'''

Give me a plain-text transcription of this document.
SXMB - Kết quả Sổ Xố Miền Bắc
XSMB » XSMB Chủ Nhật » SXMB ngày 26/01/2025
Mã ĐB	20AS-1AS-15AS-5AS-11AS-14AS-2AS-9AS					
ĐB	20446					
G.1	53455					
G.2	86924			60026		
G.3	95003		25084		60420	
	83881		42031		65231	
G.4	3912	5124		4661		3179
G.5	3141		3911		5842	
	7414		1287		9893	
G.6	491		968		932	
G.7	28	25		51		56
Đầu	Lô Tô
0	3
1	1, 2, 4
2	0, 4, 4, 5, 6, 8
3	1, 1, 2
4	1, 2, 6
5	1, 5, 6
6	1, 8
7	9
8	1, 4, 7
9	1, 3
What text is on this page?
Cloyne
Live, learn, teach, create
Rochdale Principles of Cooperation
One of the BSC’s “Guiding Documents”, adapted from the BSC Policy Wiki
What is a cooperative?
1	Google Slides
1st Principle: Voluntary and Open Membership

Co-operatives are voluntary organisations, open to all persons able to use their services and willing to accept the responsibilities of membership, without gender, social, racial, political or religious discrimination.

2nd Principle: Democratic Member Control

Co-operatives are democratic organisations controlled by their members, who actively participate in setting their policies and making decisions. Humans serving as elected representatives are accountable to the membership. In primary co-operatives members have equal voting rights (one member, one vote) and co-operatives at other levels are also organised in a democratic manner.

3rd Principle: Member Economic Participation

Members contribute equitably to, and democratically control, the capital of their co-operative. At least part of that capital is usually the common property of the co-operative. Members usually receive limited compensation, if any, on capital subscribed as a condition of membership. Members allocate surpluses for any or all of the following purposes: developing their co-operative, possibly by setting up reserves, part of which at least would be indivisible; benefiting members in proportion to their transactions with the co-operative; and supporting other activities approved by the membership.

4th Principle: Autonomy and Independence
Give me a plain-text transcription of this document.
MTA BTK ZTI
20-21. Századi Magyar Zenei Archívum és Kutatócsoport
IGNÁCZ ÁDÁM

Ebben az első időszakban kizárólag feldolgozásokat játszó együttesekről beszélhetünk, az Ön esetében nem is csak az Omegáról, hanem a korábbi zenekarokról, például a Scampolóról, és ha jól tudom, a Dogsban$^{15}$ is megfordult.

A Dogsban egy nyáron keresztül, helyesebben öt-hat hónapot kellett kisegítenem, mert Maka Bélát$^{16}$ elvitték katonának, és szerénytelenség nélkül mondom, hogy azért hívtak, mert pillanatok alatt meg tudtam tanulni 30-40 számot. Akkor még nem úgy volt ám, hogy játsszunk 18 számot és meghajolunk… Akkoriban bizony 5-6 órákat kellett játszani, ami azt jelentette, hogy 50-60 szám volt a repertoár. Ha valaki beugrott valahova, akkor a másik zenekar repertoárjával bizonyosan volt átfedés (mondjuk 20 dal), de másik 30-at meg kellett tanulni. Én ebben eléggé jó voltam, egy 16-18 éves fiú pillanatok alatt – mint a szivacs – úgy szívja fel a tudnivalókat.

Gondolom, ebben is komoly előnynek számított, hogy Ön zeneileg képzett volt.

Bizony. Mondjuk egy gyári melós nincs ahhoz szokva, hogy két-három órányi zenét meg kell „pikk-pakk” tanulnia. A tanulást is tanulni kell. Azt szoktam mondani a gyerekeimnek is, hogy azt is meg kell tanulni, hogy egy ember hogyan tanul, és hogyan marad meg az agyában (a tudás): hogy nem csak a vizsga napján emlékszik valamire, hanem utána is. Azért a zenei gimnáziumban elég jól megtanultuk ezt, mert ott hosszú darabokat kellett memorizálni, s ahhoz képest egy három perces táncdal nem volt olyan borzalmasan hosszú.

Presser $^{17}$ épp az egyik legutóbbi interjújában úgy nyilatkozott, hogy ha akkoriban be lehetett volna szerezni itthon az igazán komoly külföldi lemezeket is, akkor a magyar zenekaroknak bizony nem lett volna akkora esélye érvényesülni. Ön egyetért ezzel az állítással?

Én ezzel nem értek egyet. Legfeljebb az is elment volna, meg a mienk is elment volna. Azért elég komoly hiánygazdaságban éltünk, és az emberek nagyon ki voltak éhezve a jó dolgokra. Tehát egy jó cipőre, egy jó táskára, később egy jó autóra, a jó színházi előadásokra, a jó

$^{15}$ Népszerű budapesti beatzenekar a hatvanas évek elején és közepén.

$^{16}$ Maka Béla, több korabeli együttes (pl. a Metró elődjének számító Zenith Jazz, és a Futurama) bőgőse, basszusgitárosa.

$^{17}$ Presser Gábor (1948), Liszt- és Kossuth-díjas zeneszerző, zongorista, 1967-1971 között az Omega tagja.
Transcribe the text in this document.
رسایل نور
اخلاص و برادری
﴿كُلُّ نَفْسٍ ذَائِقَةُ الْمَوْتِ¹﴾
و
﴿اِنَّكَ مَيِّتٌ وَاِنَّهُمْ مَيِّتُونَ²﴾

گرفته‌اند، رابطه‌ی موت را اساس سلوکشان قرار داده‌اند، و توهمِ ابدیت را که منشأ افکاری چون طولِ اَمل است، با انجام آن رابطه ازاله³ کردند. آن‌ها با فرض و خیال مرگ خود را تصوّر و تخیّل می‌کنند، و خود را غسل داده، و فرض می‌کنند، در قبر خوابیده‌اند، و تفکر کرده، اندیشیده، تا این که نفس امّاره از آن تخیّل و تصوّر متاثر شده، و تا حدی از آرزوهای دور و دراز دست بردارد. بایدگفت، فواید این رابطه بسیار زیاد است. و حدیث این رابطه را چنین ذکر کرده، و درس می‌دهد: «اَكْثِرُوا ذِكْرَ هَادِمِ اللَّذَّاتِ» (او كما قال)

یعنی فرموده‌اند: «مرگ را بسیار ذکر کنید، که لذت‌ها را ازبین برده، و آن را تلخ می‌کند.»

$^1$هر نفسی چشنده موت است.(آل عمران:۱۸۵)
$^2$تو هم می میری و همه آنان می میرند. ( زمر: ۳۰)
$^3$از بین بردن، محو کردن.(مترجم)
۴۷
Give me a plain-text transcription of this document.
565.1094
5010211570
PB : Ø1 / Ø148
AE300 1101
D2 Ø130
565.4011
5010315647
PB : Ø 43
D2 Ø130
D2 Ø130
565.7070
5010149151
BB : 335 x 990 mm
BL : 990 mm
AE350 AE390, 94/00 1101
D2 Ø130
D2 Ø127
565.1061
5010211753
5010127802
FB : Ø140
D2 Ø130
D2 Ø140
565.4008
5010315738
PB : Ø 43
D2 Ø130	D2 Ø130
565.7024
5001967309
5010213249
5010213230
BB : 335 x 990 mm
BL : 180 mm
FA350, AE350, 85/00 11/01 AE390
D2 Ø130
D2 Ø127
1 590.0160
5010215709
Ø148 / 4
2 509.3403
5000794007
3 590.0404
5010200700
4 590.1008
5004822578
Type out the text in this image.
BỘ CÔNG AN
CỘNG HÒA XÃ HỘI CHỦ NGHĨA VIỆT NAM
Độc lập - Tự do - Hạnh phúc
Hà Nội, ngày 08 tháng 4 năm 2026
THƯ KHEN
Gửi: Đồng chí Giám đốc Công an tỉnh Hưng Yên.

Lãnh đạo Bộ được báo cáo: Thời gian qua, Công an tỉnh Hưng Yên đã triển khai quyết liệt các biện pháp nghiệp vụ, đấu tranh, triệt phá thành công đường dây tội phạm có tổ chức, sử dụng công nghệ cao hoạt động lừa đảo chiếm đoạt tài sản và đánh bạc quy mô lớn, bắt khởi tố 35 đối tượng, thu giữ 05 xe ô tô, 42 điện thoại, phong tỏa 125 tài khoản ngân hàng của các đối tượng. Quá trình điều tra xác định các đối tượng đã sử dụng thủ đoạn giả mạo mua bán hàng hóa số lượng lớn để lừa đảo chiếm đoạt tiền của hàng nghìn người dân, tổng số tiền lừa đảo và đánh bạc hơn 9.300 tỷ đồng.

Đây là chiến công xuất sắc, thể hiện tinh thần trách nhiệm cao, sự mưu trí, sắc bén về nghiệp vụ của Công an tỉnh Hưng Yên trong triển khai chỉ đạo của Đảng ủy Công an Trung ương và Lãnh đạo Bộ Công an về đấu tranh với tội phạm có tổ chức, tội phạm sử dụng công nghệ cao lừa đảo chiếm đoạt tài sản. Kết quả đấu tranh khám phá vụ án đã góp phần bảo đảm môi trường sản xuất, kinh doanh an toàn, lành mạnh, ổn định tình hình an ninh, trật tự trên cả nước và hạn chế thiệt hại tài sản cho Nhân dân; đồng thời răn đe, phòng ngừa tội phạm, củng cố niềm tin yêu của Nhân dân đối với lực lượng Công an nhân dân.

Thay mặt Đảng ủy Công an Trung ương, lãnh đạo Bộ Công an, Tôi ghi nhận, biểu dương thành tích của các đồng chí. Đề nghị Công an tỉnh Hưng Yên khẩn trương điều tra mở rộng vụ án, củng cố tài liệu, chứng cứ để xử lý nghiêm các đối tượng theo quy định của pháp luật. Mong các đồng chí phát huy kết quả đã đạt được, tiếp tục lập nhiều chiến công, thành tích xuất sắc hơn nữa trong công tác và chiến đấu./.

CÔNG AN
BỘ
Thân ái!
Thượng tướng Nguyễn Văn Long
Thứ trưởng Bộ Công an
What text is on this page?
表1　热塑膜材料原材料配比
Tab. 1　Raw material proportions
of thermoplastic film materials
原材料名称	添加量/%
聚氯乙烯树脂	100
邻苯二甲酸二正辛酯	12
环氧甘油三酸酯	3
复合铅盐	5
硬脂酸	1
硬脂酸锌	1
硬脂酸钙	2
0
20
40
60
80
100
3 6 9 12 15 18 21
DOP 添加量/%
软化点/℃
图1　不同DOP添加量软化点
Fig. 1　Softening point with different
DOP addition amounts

'''

■ **What you have to do**
Find the lines containing "SXMB" and pull them out.

■ **Output**
SXMB - Kết quả Sổ Xố Miền Bắc
XSMB » XSMB Chủ Nhật » SXMB ngày 26/01/2025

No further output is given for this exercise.